→ **Instruction**
Review the material and extract every line in which the word "text" occurs.

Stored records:

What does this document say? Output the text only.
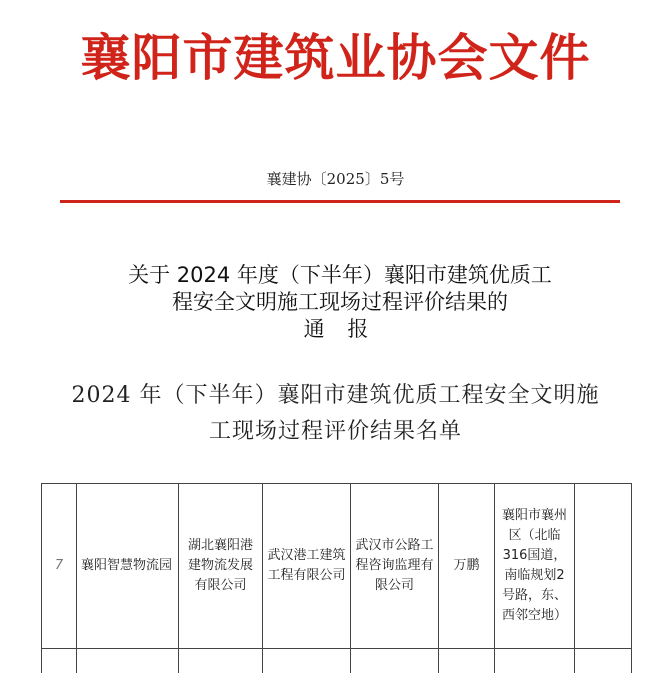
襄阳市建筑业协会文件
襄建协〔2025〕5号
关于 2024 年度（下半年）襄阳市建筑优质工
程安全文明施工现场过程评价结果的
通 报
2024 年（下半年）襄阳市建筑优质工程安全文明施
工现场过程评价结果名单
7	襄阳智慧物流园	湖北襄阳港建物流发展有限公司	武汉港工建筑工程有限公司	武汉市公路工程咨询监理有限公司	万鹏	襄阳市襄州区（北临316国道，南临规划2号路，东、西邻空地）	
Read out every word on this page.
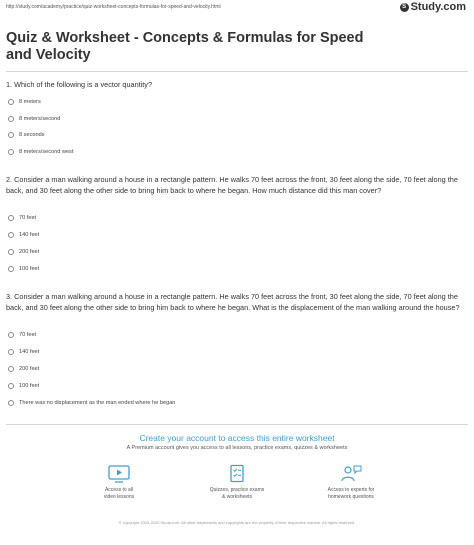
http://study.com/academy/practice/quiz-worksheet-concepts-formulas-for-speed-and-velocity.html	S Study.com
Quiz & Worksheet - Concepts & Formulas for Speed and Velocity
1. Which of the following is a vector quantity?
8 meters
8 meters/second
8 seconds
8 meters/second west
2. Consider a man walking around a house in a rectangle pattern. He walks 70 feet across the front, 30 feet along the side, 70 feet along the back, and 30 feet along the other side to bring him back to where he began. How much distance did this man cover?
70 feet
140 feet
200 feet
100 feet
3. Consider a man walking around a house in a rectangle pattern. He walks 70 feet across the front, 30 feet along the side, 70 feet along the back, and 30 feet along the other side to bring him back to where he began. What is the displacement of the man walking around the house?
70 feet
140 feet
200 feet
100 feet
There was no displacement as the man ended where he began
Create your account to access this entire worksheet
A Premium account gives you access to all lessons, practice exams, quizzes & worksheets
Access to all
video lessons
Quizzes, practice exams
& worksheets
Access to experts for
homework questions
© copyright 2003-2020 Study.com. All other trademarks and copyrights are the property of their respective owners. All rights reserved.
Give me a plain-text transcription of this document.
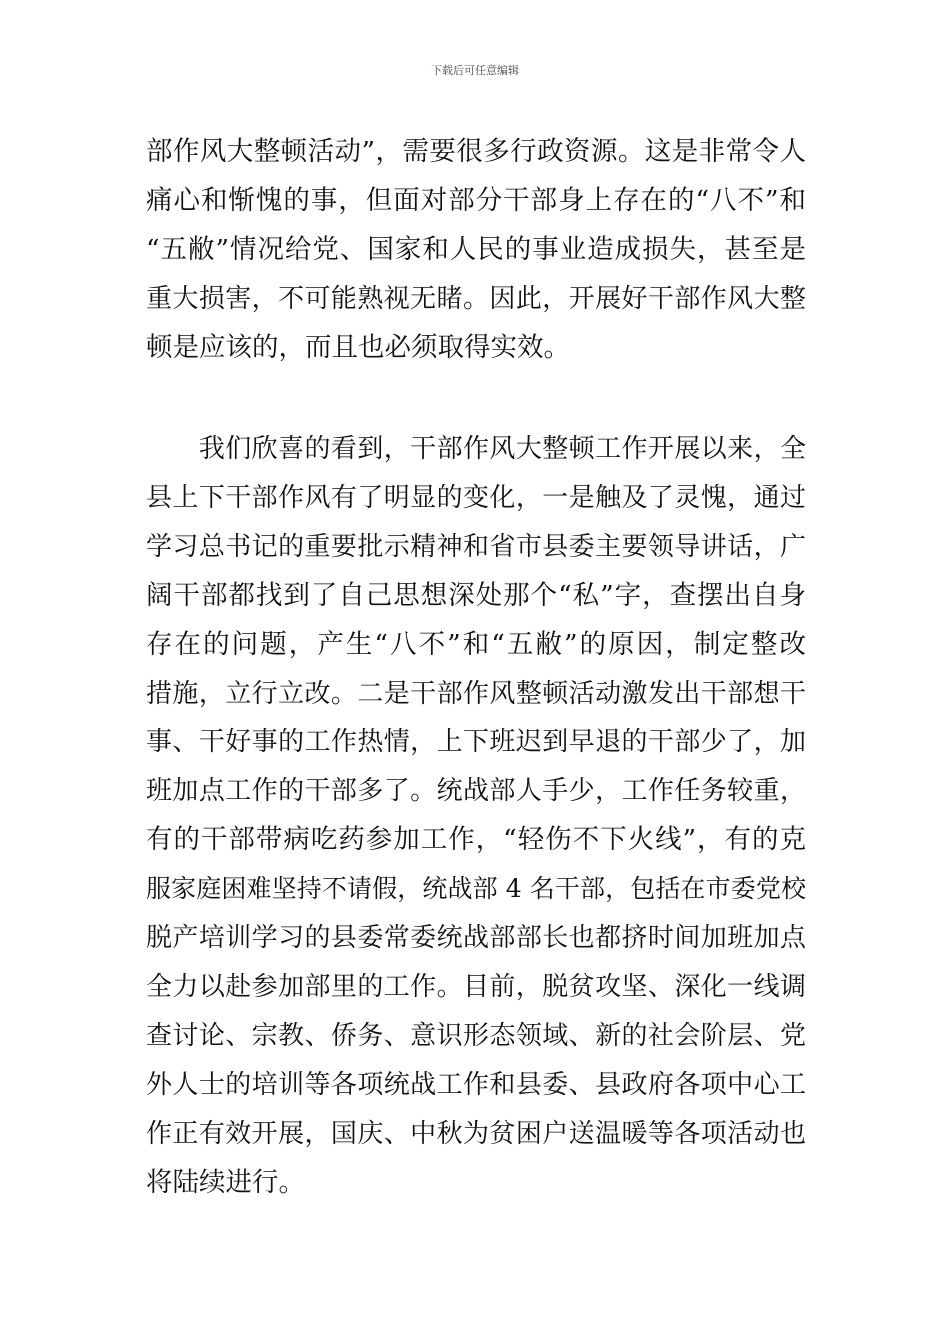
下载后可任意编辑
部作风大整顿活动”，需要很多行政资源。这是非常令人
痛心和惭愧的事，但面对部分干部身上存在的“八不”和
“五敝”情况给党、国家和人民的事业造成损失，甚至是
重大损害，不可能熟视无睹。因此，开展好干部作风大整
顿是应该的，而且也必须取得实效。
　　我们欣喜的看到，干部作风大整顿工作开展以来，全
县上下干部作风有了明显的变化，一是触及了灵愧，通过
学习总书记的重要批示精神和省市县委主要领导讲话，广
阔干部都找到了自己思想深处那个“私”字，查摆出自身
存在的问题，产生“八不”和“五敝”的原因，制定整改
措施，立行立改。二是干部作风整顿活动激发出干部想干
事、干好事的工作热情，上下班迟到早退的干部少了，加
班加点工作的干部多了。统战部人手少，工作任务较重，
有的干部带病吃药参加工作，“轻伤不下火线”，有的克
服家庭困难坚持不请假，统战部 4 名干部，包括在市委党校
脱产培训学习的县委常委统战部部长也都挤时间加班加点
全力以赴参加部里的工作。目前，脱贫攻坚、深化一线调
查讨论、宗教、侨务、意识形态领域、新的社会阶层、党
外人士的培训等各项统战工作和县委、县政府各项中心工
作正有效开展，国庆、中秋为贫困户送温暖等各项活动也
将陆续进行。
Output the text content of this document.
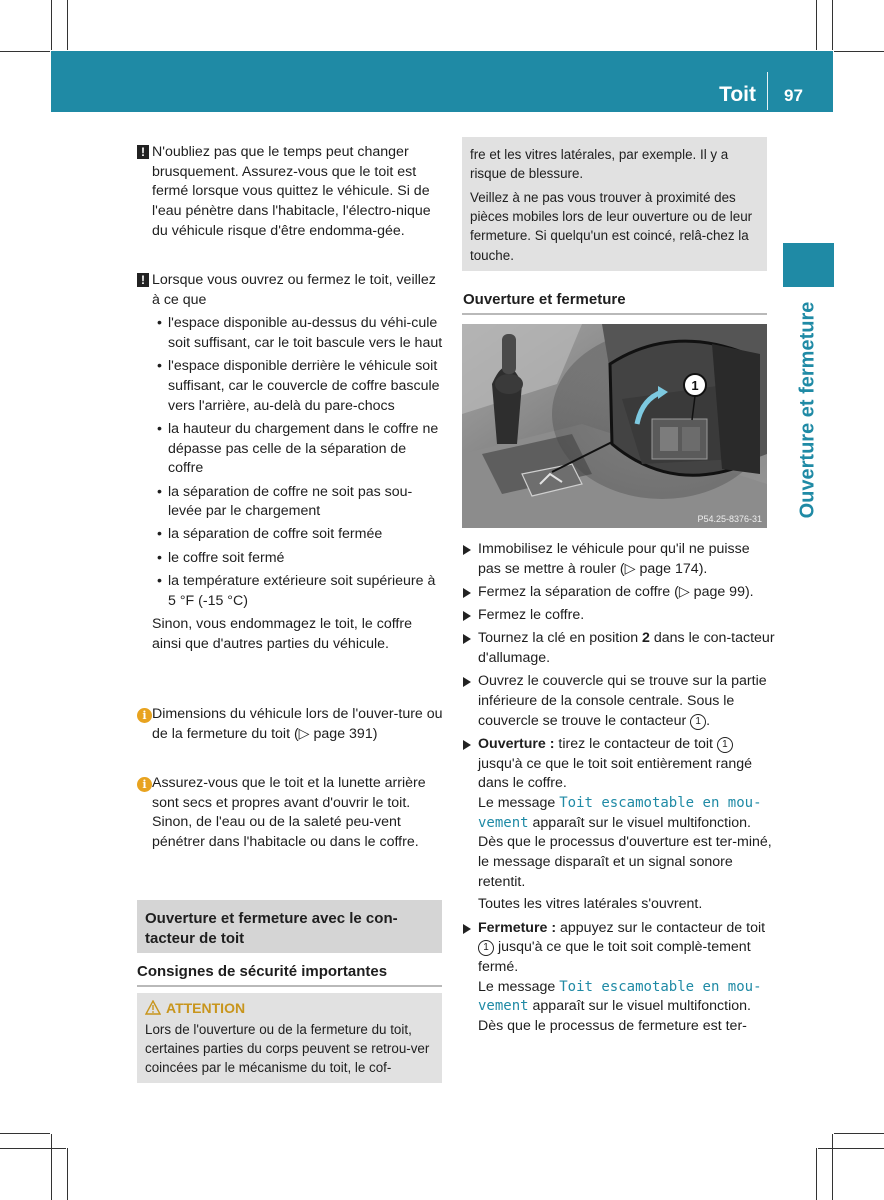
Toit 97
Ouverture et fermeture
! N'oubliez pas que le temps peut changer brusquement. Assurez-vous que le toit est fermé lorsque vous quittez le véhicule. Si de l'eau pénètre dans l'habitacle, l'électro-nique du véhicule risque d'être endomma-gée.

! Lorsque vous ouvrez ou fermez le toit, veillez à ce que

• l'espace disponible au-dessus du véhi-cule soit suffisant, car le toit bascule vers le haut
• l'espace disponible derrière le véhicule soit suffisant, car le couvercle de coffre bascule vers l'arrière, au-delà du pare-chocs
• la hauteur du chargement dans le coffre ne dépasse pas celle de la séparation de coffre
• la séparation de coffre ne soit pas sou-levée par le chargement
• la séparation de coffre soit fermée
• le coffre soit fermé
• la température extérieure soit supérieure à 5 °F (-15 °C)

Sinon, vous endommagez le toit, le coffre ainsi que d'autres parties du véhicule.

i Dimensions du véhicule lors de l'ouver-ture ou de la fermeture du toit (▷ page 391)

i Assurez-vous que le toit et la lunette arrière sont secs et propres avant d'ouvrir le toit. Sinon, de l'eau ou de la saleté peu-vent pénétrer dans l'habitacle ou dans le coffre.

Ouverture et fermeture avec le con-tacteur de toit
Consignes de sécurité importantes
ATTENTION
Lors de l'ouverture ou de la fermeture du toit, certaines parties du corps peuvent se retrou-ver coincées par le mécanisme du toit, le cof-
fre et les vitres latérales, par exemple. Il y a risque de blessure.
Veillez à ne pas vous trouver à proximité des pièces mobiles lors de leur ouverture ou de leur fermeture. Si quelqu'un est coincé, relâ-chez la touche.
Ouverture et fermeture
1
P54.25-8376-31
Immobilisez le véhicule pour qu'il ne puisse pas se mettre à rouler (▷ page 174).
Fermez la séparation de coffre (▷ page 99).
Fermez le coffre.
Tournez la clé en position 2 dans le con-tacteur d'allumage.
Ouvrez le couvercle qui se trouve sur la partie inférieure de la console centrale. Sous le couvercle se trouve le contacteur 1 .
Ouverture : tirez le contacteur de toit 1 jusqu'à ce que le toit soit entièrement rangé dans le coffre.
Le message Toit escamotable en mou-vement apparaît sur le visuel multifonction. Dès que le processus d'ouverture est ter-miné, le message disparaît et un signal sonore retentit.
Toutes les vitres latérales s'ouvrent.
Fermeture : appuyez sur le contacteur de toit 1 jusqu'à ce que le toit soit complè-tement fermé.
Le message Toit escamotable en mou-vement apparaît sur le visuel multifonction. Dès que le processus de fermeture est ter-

→ **Result of the exercise**
What does this document say? Output the text only.
Give me a plain-text transcription of this document.
Output the text content of this document.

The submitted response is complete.